(Records from a collection)

********************

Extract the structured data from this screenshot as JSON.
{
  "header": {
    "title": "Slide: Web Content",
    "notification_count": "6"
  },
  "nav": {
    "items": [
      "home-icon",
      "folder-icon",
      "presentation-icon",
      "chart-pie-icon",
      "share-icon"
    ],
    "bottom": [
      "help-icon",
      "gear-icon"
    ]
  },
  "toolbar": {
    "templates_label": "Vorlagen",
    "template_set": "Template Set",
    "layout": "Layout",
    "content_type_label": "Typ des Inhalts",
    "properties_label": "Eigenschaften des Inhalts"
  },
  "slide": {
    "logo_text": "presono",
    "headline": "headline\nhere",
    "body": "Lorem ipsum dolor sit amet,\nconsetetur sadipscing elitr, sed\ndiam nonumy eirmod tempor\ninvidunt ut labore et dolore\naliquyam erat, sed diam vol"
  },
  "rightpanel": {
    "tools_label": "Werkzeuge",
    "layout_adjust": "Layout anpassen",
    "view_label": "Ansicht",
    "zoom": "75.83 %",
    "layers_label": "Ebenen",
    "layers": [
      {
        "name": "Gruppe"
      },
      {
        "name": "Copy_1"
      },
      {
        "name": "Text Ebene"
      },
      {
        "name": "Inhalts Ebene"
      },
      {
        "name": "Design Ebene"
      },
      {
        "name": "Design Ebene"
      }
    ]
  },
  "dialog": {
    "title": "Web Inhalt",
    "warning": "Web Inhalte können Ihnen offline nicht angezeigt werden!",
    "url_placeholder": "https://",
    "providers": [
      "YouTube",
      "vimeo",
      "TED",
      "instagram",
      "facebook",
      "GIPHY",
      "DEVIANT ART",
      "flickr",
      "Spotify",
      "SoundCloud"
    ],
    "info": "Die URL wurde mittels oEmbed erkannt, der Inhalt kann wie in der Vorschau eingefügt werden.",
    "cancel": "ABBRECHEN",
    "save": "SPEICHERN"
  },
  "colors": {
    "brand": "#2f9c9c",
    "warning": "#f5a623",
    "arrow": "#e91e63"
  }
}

********************

Scan the records above for the string "warning", then report every line that contains it.

    "warning": "Web Inhalte können Ihnen offline nicht angezeigt werden!",
    "warning": "#f5a623",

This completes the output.